◆ Your task
Output the data exactly, with every line intact.

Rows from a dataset
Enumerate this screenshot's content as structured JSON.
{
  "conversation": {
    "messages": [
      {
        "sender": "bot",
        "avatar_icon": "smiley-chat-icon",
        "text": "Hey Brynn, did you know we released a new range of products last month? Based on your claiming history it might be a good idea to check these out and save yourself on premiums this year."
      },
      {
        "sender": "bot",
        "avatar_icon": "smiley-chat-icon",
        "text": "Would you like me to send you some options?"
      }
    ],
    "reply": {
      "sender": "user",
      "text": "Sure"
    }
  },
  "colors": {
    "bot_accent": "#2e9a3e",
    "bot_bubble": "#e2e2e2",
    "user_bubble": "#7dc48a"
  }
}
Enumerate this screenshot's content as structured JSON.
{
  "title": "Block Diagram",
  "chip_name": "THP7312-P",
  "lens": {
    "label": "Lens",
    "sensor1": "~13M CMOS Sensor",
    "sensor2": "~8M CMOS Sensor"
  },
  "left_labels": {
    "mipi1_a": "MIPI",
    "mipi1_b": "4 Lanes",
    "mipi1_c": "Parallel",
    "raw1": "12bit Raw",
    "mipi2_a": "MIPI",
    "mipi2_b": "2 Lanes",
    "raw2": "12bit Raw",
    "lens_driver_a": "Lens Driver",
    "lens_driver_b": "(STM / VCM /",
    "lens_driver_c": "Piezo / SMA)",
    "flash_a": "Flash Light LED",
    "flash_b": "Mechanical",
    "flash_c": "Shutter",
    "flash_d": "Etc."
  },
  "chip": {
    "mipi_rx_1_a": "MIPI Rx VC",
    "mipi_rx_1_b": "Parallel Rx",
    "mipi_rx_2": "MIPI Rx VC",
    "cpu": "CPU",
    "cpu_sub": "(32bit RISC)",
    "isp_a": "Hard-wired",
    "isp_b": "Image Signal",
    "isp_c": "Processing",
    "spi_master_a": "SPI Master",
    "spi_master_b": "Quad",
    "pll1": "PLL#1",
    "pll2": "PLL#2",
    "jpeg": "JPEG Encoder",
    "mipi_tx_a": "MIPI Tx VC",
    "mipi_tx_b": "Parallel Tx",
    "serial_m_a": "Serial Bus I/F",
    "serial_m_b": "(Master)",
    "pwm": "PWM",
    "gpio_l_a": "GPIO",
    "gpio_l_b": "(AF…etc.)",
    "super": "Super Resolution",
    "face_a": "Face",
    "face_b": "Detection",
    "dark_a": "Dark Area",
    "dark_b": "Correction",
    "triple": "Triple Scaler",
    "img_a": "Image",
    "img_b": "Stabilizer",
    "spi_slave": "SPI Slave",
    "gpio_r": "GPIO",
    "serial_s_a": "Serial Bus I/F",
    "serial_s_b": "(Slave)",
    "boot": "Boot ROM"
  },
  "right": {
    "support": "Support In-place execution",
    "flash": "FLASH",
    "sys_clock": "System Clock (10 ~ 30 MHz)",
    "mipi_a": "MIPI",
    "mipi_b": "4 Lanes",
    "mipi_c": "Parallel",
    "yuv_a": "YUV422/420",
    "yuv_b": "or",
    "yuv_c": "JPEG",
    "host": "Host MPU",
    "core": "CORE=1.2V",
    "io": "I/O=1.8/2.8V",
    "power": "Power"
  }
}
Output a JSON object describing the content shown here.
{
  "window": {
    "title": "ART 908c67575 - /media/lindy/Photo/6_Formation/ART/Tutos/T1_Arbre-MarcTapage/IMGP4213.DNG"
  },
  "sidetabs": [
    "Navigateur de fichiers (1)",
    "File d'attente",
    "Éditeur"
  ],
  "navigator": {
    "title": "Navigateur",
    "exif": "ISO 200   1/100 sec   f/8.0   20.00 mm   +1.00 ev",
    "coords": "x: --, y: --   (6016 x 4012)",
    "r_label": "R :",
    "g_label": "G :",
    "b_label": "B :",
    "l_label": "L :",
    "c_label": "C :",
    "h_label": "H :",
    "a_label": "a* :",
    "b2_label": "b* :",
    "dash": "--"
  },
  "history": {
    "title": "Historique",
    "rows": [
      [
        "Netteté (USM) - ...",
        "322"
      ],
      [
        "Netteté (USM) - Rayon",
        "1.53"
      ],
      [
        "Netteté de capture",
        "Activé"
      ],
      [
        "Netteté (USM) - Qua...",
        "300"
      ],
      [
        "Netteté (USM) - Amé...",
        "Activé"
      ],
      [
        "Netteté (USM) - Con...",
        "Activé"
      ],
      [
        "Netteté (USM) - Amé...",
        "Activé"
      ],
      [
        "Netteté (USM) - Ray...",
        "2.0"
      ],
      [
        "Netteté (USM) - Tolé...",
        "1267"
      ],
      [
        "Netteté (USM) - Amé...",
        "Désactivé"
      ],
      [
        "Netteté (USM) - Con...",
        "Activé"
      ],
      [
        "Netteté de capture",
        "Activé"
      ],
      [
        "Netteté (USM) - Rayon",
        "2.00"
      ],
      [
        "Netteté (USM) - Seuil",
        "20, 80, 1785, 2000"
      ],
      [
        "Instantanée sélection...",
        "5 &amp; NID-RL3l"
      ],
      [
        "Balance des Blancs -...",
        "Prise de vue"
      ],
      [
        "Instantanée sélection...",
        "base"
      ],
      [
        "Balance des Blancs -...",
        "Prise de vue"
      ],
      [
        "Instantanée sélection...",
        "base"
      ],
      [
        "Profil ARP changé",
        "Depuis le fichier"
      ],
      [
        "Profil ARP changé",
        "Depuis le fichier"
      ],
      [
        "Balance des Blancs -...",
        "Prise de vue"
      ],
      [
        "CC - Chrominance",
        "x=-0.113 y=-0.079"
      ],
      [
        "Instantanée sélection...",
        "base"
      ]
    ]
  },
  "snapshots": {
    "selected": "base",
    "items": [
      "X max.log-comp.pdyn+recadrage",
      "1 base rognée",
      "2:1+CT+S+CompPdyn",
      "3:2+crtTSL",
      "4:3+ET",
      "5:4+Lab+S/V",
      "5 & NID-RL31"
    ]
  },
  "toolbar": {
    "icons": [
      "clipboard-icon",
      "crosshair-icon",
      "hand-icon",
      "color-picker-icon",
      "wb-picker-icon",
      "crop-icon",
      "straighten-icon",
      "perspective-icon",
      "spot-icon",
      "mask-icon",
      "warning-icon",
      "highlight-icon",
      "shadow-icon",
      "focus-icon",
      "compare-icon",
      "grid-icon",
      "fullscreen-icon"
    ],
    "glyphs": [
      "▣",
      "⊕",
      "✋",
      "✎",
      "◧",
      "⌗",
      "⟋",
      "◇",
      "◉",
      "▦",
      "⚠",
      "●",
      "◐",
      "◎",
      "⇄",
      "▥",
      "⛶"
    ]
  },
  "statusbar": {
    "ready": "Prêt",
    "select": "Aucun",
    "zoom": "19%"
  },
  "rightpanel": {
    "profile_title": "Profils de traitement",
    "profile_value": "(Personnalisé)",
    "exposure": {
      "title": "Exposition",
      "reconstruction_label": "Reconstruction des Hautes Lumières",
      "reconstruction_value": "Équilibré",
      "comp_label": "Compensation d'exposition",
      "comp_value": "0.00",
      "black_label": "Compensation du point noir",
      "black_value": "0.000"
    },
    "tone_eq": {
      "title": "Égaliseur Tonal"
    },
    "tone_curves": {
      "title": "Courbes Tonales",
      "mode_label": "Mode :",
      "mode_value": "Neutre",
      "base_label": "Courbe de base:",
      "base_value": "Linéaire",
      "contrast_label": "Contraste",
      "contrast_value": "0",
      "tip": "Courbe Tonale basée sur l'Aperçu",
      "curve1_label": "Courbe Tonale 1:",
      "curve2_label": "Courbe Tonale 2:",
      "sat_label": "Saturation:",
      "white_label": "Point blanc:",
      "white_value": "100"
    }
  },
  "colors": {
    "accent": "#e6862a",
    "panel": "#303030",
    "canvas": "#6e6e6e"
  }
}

◆ Exercise output
Enumerate this screenshot's content as structured JSON.
{
  "conversation": {
    "messages": [
      {
        "sender": "bot",
        "avatar_icon": "smiley-chat-icon",
        "text": "Hey Brynn, did you know we released a new range of products last month? Based on your claiming history it might be a good idea to check these out and save yourself on premiums this year."
      },
      {
        "sender": "bot",
        "avatar_icon": "smiley-chat-icon",
        "text": "Would you like me to send you some options?"
      }
    ],
    "reply": {
      "sender": "user",
      "text": "Sure"
    }
  },
  "colors": {
    "bot_accent": "#2e9a3e",
    "bot_bubble": "#e2e2e2",
    "user_bubble": "#7dc48a"
  }
}
Enumerate this screenshot's content as structured JSON.
{
  "title": "Block Diagram",
  "chip_name": "THP7312-P",
  "lens": {
    "label": "Lens",
    "sensor1": "~13M CMOS Sensor",
    "sensor2": "~8M CMOS Sensor"
  },
  "left_labels": {
    "mipi1_a": "MIPI",
    "mipi1_b": "4 Lanes",
    "mipi1_c": "Parallel",
    "raw1": "12bit Raw",
    "mipi2_a": "MIPI",
    "mipi2_b": "2 Lanes",
    "raw2": "12bit Raw",
    "lens_driver_a": "Lens Driver",
    "lens_driver_b": "(STM / VCM /",
    "lens_driver_c": "Piezo / SMA)",
    "flash_a": "Flash Light LED",
    "flash_b": "Mechanical",
    "flash_c": "Shutter",
    "flash_d": "Etc."
  },
  "chip": {
    "mipi_rx_1_a": "MIPI Rx VC",
    "mipi_rx_1_b": "Parallel Rx",
    "mipi_rx_2": "MIPI Rx VC",
    "cpu": "CPU",
    "cpu_sub": "(32bit RISC)",
    "isp_a": "Hard-wired",
    "isp_b": "Image Signal",
    "isp_c": "Processing",
    "spi_master_a": "SPI Master",
    "spi_master_b": "Quad",
    "pll1": "PLL#1",
    "pll2": "PLL#2",
    "jpeg": "JPEG Encoder",
    "mipi_tx_a": "MIPI Tx VC",
    "mipi_tx_b": "Parallel Tx",
    "serial_m_a": "Serial Bus I/F",
    "serial_m_b": "(Master)",
    "pwm": "PWM",
    "gpio_l_a": "GPIO",
    "gpio_l_b": "(AF…etc.)",
    "super": "Super Resolution",
    "face_a": "Face",
    "face_b": "Detection",
    "dark_a": "Dark Area",
    "dark_b": "Correction",
    "triple": "Triple Scaler",
    "img_a": "Image",
    "img_b": "Stabilizer",
    "spi_slave": "SPI Slave",
    "gpio_r": "GPIO",
    "serial_s_a": "Serial Bus I/F",
    "serial_s_b": "(Slave)",
    "boot": "Boot ROM"
  },
  "right": {
    "support": "Support In-place execution",
    "flash": "FLASH",
    "sys_clock": "System Clock (10 ~ 30 MHz)",
    "mipi_a": "MIPI",
    "mipi_b": "4 Lanes",
    "mipi_c": "Parallel",
    "yuv_a": "YUV422/420",
    "yuv_b": "or",
    "yuv_c": "JPEG",
    "host": "Host MPU",
    "core": "CORE=1.2V",
    "io": "I/O=1.8/2.8V",
    "power": "Power"
  }
}
Output a JSON object describing the content shown here.
{
  "window": {
    "title": "ART 908c67575 - /media/lindy/Photo/6_Formation/ART/Tutos/T1_Arbre-MarcTapage/IMGP4213.DNG"
  },
  "sidetabs": [
    "Navigateur de fichiers (1)",
    "File d'attente",
    "Éditeur"
  ],
  "navigator": {
    "title": "Navigateur",
    "exif": "ISO 200   1/100 sec   f/8.0   20.00 mm   +1.00 ev",
    "coords": "x: --, y: --   (6016 x 4012)",
    "r_label": "R :",
    "g_label": "G :",
    "b_label": "B :",
    "l_label": "L :",
    "c_label": "C :",
    "h_label": "H :",
    "a_label": "a* :",
    "b2_label": "b* :",
    "dash": "--"
  },
  "history": {
    "title": "Historique",
    "rows": [
      [
        "Netteté (USM) - ...",
        "322"
      ],
      [
        "Netteté (USM) - Rayon",
        "1.53"
      ],
      [
        "Netteté de capture",
        "Activé"
      ],
      [
        "Netteté (USM) - Qua...",
        "300"
      ],
      [
        "Netteté (USM) - Amé...",
        "Activé"
      ],
      [
        "Netteté (USM) - Con...",
        "Activé"
      ],
      [
        "Netteté (USM) - Amé...",
        "Activé"
      ],
      [
        "Netteté (USM) - Ray...",
        "2.0"
      ],
      [
        "Netteté (USM) - Tolé...",
        "1267"
      ],
      [
        "Netteté (USM) - Amé...",
        "Désactivé"
      ],
      [
        "Netteté (USM) - Con...",
        "Activé"
      ],
      [
        "Netteté de capture",
        "Activé"
      ],
      [
        "Netteté (USM) - Rayon",
        "2.00"
      ],
      [
        "Netteté (USM) - Seuil",
        "20, 80, 1785, 2000"
      ],
      [
        "Instantanée sélection...",
        "5 &amp; NID-RL3l"
      ],
      [
        "Balance des Blancs -...",
        "Prise de vue"
      ],
      [
        "Instantanée sélection...",
        "base"
      ],
      [
        "Balance des Blancs -...",
        "Prise de vue"
      ],
      [
        "Instantanée sélection...",
        "base"
      ],
      [
        "Profil ARP changé",
        "Depuis le fichier"
      ],
      [
        "Profil ARP changé",
        "Depuis le fichier"
      ],
      [
        "Balance des Blancs -...",
        "Prise de vue"
      ],
      [
        "CC - Chrominance",
        "x=-0.113 y=-0.079"
      ],
      [
        "Instantanée sélection...",
        "base"
      ]
    ]
  },
  "snapshots": {
    "selected": "base",
    "items": [
      "X max.log-comp.pdyn+recadrage",
      "1 base rognée",
      "2:1+CT+S+CompPdyn",
      "3:2+crtTSL",
      "4:3+ET",
      "5:4+Lab+S/V",
      "5 & NID-RL31"
    ]
  },
  "toolbar": {
    "icons": [
      "clipboard-icon",
      "crosshair-icon",
      "hand-icon",
      "color-picker-icon",
      "wb-picker-icon",
      "crop-icon",
      "straighten-icon",
      "perspective-icon",
      "spot-icon",
      "mask-icon",
      "warning-icon",
      "highlight-icon",
      "shadow-icon",
      "focus-icon",
      "compare-icon",
      "grid-icon",
      "fullscreen-icon"
    ],
    "glyphs": [
      "▣",
      "⊕",
      "✋",
      "✎",
      "◧",
      "⌗",
      "⟋",
      "◇",
      "◉",
      "▦",
      "⚠",
      "●",
      "◐",
      "◎",
      "⇄",
      "▥",
      "⛶"
    ]
  },
  "statusbar": {
    "ready": "Prêt",
    "select": "Aucun",
    "zoom": "19%"
  },
  "rightpanel": {
    "profile_title": "Profils de traitement",
    "profile_value": "(Personnalisé)",
    "exposure": {
      "title": "Exposition",
      "reconstruction_label": "Reconstruction des Hautes Lumières",
      "reconstruction_value": "Équilibré",
      "comp_label": "Compensation d'exposition",
      "comp_value": "0.00",
      "black_label": "Compensation du point noir",
      "black_value": "0.000"
    },
    "tone_eq": {
      "title": "Égaliseur Tonal"
    },
    "tone_curves": {
      "title": "Courbes Tonales",
      "mode_label": "Mode :",
      "mode_value": "Neutre",
      "base_label": "Courbe de base:",
      "base_value": "Linéaire",
      "contrast_label": "Contraste",
      "contrast_value": "0",
      "tip": "Courbe Tonale basée sur l'Aperçu",
      "curve1_label": "Courbe Tonale 1:",
      "curve2_label": "Courbe Tonale 2:",
      "sat_label": "Saturation:",
      "white_label": "Point blanc:",
      "white_value": "100"
    }
  },
  "colors": {
    "accent": "#e6862a",
    "panel": "#303030",
    "canvas": "#6e6e6e"
  }
}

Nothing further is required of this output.